(Dataset rows about figures)
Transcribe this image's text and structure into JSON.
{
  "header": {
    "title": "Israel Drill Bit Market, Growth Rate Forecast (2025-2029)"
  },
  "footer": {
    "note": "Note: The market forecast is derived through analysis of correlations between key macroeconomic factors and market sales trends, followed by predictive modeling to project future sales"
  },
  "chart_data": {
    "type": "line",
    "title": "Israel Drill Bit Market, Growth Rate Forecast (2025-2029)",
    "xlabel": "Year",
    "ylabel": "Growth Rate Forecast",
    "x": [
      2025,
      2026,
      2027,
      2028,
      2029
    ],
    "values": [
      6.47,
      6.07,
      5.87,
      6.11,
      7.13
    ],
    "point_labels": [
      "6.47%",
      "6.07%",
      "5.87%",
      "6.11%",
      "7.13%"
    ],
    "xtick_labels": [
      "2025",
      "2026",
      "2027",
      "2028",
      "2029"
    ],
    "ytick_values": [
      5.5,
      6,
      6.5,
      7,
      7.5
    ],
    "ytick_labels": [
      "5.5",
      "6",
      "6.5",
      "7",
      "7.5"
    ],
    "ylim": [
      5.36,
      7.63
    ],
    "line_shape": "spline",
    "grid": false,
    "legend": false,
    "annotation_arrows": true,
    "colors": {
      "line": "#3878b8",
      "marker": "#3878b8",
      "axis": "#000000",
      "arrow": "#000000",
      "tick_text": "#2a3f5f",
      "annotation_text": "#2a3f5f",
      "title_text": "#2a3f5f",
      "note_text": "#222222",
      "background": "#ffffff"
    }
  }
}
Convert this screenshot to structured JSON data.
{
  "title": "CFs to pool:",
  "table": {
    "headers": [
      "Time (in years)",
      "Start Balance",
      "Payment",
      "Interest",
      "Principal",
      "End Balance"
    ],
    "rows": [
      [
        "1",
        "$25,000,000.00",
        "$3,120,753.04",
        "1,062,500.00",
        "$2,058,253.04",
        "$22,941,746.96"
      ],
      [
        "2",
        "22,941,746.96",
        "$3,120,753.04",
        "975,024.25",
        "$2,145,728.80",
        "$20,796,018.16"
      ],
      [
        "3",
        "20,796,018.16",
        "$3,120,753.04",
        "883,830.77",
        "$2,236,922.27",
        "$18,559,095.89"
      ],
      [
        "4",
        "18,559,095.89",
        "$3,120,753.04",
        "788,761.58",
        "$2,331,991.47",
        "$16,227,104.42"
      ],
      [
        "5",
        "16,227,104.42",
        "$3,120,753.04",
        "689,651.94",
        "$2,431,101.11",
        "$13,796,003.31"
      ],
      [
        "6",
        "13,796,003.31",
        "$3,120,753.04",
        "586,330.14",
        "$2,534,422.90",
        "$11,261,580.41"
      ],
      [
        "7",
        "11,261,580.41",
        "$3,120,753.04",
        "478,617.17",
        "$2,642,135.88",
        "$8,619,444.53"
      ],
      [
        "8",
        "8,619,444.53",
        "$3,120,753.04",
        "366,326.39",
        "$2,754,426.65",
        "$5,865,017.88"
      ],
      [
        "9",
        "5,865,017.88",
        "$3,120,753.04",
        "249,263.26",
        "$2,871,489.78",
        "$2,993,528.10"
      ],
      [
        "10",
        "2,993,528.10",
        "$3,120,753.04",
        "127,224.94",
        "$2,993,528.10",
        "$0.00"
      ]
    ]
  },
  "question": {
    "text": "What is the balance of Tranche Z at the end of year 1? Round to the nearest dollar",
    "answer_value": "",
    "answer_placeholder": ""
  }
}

_Given instruction_
Scan the material above. Extract every line in which the word "Rate" occurs.

_Completed task_
    "title": "Israel Drill Bit Market, Growth Rate Forecast (2025-2029)"
    "title": "Israel Drill Bit Market, Growth Rate Forecast (2025-2029)",
    "ylabel": "Growth Rate Forecast",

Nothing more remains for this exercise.